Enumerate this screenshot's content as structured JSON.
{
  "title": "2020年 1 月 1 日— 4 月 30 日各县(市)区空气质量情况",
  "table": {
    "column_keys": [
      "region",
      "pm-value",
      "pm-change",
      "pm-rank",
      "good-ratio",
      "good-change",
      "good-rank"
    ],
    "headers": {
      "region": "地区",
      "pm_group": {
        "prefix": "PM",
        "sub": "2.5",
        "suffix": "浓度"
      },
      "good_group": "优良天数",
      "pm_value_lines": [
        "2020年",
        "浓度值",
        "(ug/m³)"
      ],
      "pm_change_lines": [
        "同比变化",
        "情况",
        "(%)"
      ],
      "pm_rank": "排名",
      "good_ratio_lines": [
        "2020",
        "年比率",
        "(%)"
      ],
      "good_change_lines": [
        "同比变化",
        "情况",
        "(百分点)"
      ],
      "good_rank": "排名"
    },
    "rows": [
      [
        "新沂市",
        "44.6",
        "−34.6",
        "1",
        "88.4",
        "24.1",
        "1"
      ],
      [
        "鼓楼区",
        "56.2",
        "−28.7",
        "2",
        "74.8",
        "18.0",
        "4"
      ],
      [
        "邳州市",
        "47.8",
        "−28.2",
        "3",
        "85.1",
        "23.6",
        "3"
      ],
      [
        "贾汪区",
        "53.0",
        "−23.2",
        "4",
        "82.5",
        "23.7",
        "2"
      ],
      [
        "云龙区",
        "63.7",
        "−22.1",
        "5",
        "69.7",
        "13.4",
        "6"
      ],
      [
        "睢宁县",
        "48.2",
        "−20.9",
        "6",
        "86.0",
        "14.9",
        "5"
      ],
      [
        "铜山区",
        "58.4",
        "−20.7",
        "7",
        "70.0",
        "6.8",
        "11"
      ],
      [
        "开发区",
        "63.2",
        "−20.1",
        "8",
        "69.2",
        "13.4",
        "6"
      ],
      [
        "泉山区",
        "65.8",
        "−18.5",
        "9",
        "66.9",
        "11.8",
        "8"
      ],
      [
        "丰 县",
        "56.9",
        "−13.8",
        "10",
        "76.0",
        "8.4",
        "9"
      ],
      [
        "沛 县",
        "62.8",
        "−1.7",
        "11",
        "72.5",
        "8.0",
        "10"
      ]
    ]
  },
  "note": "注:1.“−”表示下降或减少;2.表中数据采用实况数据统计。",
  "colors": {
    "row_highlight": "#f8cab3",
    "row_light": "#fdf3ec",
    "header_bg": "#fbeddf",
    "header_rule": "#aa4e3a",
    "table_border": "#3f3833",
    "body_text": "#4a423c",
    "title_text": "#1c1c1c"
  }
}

■ **OBJECTIVE**
Hand back the material above in full, exactly as written.

■ **WORKED SOLUTION**
Enumerate this screenshot's content as structured JSON.
{
  "title": "2020年 1 月 1 日— 4 月 30 日各县(市)区空气质量情况",
  "table": {
    "column_keys": [
      "region",
      "pm-value",
      "pm-change",
      "pm-rank",
      "good-ratio",
      "good-change",
      "good-rank"
    ],
    "headers": {
      "region": "地区",
      "pm_group": {
        "prefix": "PM",
        "sub": "2.5",
        "suffix": "浓度"
      },
      "good_group": "优良天数",
      "pm_value_lines": [
        "2020年",
        "浓度值",
        "(ug/m³)"
      ],
      "pm_change_lines": [
        "同比变化",
        "情况",
        "(%)"
      ],
      "pm_rank": "排名",
      "good_ratio_lines": [
        "2020",
        "年比率",
        "(%)"
      ],
      "good_change_lines": [
        "同比变化",
        "情况",
        "(百分点)"
      ],
      "good_rank": "排名"
    },
    "rows": [
      [
        "新沂市",
        "44.6",
        "−34.6",
        "1",
        "88.4",
        "24.1",
        "1"
      ],
      [
        "鼓楼区",
        "56.2",
        "−28.7",
        "2",
        "74.8",
        "18.0",
        "4"
      ],
      [
        "邳州市",
        "47.8",
        "−28.2",
        "3",
        "85.1",
        "23.6",
        "3"
      ],
      [
        "贾汪区",
        "53.0",
        "−23.2",
        "4",
        "82.5",
        "23.7",
        "2"
      ],
      [
        "云龙区",
        "63.7",
        "−22.1",
        "5",
        "69.7",
        "13.4",
        "6"
      ],
      [
        "睢宁县",
        "48.2",
        "−20.9",
        "6",
        "86.0",
        "14.9",
        "5"
      ],
      [
        "铜山区",
        "58.4",
        "−20.7",
        "7",
        "70.0",
        "6.8",
        "11"
      ],
      [
        "开发区",
        "63.2",
        "−20.1",
        "8",
        "69.2",
        "13.4",
        "6"
      ],
      [
        "泉山区",
        "65.8",
        "−18.5",
        "9",
        "66.9",
        "11.8",
        "8"
      ],
      [
        "丰 县",
        "56.9",
        "−13.8",
        "10",
        "76.0",
        "8.4",
        "9"
      ],
      [
        "沛 县",
        "62.8",
        "−1.7",
        "11",
        "72.5",
        "8.0",
        "10"
      ]
    ]
  },
  "note": "注:1.“−”表示下降或减少;2.表中数据采用实况数据统计。",
  "colors": {
    "row_highlight": "#f8cab3",
    "row_light": "#fdf3ec",
    "header_bg": "#fbeddf",
    "header_rule": "#aa4e3a",
    "table_border": "#3f3833",
    "body_text": "#4a423c",
    "title_text": "#1c1c1c"
  }
}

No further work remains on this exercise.